● ITEMS:

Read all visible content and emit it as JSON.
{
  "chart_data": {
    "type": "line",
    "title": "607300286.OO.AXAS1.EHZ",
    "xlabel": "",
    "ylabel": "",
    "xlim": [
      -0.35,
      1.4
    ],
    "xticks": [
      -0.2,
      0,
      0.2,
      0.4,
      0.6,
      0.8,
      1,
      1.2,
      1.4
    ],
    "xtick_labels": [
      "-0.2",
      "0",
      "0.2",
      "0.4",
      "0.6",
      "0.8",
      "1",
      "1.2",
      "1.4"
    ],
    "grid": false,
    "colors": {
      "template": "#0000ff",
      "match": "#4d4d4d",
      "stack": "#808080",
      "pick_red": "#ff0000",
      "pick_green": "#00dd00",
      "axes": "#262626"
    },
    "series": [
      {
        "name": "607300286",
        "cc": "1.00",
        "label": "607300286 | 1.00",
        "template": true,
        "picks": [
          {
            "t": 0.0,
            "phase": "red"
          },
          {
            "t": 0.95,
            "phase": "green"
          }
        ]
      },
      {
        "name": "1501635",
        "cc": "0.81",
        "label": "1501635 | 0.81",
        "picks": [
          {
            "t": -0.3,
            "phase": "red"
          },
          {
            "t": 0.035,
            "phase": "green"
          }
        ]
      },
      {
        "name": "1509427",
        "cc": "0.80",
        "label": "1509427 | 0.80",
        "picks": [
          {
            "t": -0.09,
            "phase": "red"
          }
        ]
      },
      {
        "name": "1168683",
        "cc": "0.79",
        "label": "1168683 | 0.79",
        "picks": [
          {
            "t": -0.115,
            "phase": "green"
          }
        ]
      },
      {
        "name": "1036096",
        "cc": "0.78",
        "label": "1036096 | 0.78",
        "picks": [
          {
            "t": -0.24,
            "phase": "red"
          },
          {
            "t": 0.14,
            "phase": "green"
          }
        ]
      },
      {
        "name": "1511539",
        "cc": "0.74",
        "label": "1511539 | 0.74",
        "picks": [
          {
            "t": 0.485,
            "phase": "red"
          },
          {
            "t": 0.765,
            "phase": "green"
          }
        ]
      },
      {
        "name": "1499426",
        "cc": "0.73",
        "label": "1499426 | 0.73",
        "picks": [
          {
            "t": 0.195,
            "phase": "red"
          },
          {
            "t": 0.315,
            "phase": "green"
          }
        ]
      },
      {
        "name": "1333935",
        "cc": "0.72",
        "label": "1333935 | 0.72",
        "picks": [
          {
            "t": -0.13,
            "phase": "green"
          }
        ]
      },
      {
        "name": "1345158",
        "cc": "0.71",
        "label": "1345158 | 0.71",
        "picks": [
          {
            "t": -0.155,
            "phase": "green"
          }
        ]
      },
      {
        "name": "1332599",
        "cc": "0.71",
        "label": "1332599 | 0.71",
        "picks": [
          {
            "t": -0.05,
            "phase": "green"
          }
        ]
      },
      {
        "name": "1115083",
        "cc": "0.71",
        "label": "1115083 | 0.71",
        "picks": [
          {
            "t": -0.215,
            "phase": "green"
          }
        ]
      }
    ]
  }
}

==

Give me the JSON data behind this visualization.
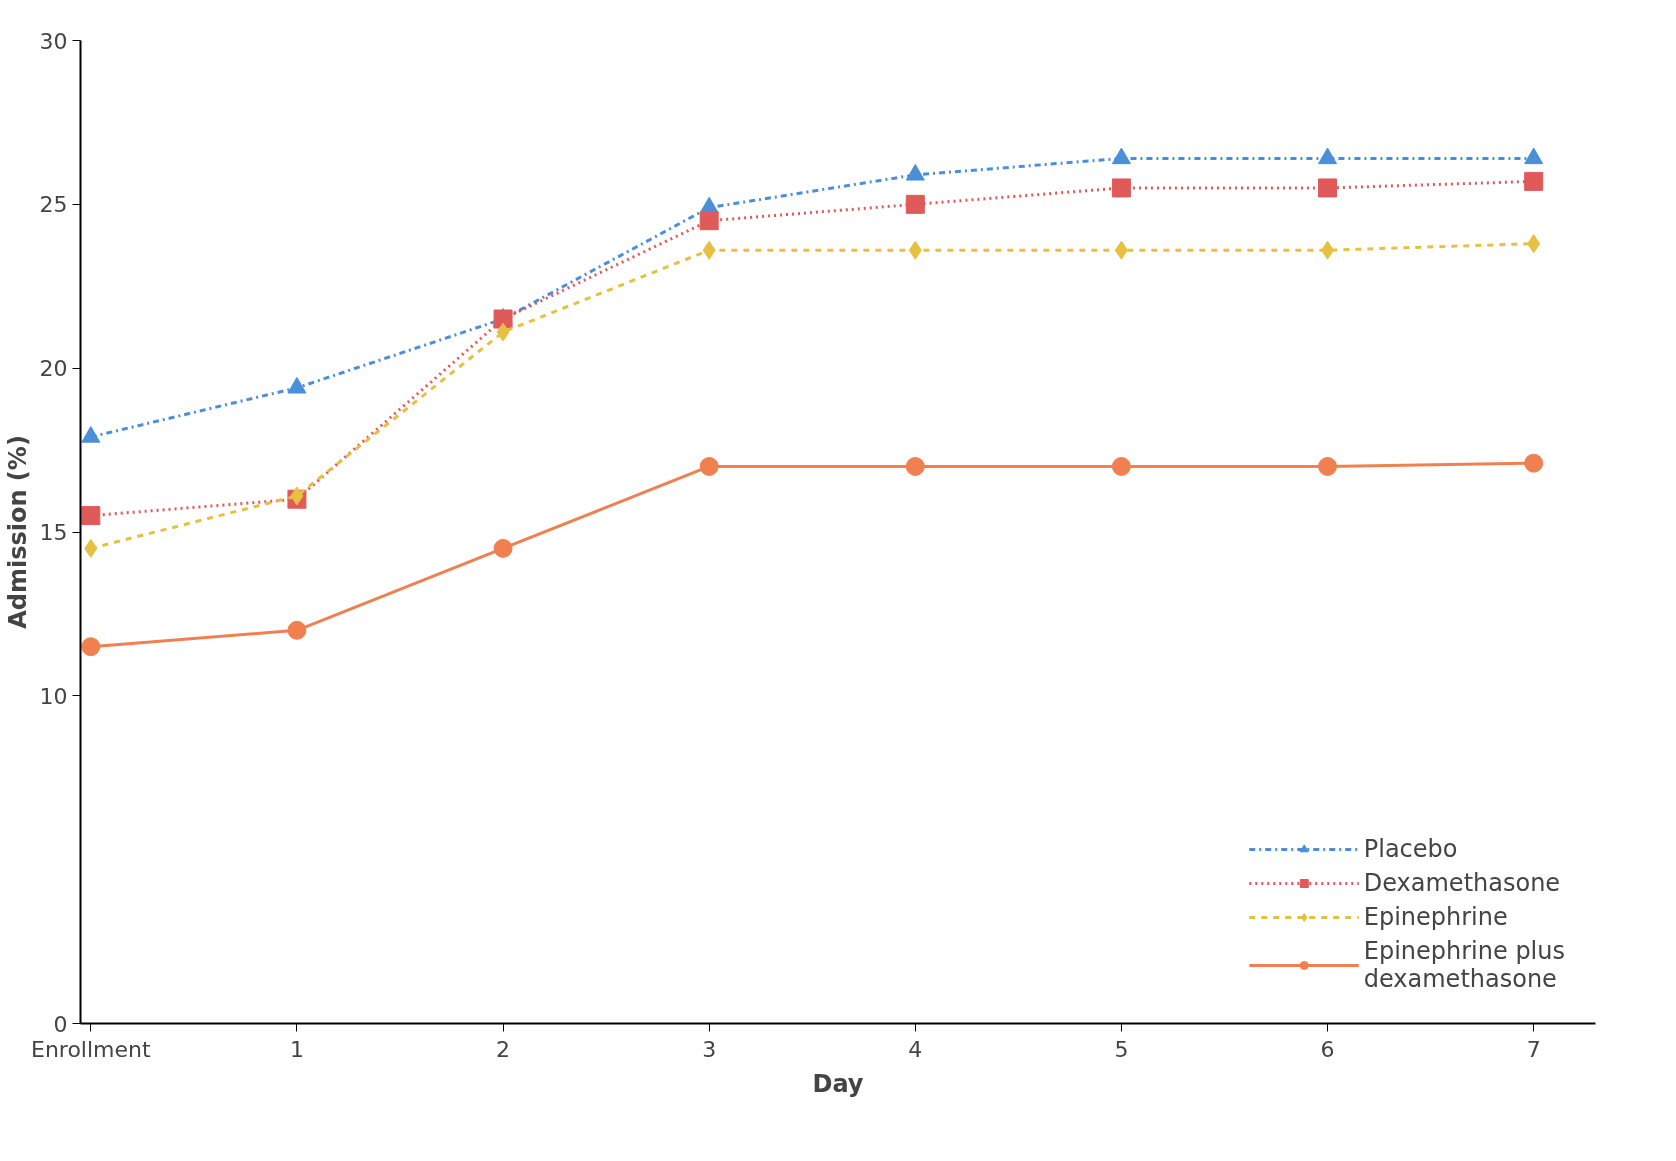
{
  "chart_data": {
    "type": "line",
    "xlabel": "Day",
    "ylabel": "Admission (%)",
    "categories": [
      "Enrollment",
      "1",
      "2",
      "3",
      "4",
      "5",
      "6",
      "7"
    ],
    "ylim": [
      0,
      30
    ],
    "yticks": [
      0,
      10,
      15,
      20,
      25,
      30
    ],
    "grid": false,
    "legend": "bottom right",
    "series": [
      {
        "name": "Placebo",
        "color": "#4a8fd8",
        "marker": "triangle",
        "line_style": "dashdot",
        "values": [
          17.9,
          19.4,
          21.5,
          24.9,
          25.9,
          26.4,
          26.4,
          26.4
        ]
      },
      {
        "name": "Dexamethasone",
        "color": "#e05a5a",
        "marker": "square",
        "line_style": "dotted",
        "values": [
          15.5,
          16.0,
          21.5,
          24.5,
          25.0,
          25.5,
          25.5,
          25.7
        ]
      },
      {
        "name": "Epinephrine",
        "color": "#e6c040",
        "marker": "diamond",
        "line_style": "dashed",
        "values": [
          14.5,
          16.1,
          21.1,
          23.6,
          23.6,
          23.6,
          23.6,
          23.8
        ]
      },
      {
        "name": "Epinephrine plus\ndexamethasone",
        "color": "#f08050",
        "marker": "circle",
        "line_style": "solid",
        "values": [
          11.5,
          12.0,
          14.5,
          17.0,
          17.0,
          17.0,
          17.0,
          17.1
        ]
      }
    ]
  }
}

● THE EXERCISE: From the records above, work out how many lines contain the string "Epinephrine". Give only the number.

● EXERCISE OUTPUT: 2